» **Extracted data**:
— BEGIN —

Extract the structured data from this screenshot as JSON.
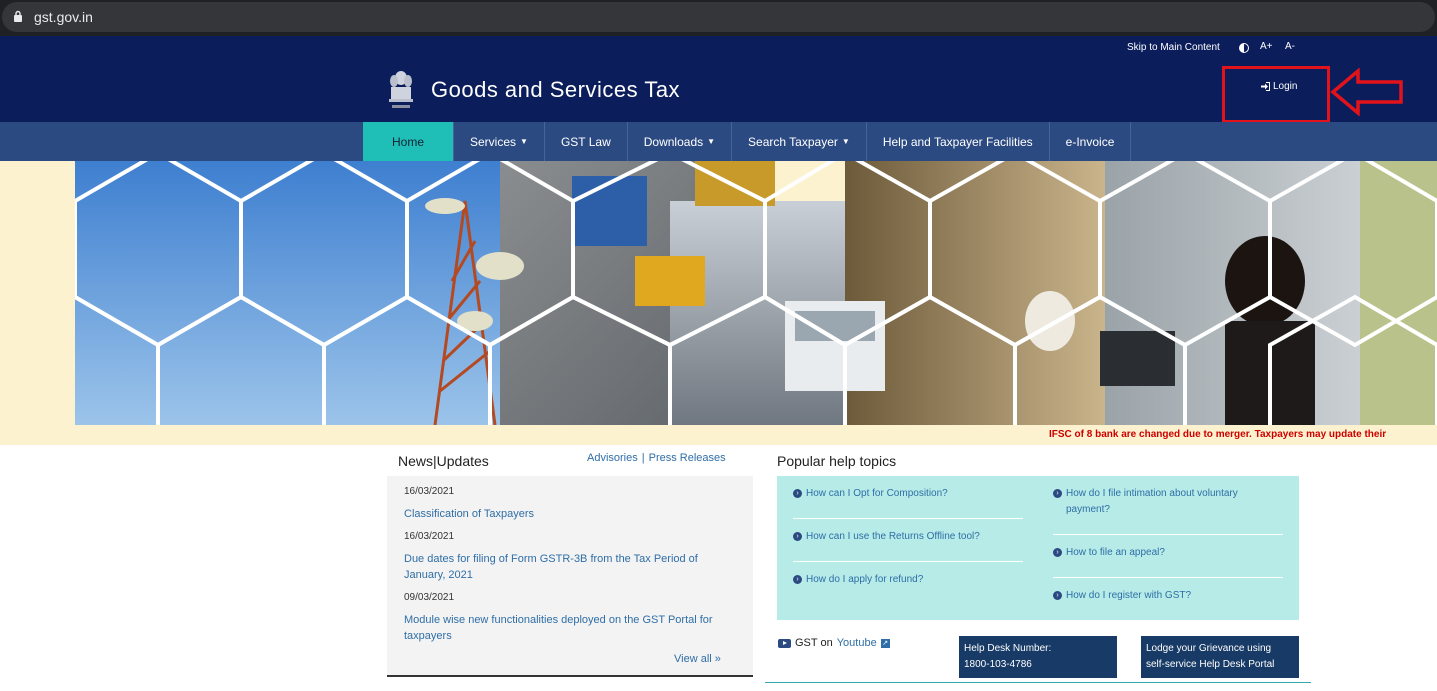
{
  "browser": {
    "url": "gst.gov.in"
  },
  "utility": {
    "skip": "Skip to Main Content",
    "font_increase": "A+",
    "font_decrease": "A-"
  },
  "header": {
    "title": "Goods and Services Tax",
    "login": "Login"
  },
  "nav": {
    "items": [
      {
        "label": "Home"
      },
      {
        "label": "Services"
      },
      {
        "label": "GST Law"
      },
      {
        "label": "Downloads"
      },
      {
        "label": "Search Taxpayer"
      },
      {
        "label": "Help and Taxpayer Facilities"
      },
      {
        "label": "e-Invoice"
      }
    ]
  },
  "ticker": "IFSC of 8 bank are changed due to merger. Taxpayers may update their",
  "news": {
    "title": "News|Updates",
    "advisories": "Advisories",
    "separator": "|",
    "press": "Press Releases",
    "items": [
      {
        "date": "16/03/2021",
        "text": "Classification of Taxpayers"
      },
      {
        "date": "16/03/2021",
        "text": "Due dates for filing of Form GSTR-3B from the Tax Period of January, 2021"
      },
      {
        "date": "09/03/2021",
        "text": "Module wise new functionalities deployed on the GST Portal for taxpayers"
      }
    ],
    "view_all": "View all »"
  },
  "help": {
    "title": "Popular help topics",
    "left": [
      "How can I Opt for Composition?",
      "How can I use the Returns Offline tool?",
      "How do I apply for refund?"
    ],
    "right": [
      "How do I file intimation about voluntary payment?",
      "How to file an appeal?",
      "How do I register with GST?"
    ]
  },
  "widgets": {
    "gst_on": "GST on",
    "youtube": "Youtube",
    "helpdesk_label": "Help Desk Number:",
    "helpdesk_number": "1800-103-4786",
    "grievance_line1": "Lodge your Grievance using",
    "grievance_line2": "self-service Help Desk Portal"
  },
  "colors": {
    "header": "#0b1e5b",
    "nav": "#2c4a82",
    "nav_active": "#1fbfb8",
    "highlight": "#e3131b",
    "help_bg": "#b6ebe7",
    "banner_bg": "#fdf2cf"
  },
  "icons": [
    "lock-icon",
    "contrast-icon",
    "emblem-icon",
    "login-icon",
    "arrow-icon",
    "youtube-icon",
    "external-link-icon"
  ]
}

— END —

» **Your goal**: Pull out each line of the entries that contains "text".

» **Worked answer**:
        "text": "Classification of Taxpayers"
        "text": "Due dates for filing of Form GSTR-3B from the Tax Period of January, 2021"
        "text": "Module wise new functionalities deployed on the GST Portal for taxpayers"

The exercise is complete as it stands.